> [Records contained in a dataset]
++++
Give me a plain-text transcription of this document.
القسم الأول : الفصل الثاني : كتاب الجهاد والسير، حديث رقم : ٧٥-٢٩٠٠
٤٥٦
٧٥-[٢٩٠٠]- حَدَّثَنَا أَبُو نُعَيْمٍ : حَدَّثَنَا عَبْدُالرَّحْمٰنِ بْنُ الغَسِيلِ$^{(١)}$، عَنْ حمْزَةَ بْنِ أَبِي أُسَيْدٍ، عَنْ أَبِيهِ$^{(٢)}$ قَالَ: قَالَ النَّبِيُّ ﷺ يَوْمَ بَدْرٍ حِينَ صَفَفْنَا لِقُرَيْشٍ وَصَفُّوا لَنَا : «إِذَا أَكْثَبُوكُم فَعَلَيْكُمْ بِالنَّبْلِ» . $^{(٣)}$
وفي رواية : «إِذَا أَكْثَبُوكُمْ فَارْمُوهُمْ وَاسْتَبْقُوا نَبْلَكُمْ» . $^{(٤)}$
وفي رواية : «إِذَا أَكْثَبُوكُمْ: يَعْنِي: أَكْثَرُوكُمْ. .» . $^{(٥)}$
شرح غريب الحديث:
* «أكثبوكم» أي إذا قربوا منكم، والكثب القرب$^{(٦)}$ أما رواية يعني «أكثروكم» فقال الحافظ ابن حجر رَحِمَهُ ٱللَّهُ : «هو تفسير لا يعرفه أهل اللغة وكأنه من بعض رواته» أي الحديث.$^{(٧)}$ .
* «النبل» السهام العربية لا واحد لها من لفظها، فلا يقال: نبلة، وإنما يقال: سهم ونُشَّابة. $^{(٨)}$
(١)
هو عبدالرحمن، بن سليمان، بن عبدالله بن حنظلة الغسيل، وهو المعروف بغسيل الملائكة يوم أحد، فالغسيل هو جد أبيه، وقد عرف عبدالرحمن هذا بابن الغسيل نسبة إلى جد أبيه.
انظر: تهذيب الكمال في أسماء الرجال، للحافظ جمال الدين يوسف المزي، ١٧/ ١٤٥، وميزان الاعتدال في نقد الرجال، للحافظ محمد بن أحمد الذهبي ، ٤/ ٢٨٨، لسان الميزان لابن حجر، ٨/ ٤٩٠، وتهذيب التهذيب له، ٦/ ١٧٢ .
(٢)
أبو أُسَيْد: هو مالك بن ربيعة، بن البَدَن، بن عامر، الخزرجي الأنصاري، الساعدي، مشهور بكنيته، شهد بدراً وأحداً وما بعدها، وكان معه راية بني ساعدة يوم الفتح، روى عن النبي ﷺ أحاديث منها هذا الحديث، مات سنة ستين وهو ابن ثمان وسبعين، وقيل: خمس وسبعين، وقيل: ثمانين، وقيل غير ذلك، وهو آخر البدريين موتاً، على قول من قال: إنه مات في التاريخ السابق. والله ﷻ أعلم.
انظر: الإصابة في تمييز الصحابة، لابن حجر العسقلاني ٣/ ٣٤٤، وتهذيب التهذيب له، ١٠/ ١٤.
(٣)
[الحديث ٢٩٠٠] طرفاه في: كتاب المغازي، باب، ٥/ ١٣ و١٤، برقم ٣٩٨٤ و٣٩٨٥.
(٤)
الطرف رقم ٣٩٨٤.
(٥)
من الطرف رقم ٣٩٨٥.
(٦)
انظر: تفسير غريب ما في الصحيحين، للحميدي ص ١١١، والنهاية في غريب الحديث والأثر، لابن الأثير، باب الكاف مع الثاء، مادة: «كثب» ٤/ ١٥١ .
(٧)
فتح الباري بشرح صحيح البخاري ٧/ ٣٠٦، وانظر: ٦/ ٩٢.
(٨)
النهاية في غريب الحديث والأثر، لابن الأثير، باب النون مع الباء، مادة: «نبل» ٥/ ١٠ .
++++
> [WHAT THE TASK ASKS] Copy out all lines from the material above that contain the string "مادة".

> [TASK RESULT]
انظر: تفسير غريب ما في الصحيحين، للحميدي ص ١١١، والنهاية في غريب الحديث والأثر، لابن الأثير، باب الكاف مع الثاء، مادة: «كثب» ٤/ ١٥١ .
النهاية في غريب الحديث والأثر، لابن الأثير، باب النون مع الباء، مادة: «نبل» ٥/ ١٠ .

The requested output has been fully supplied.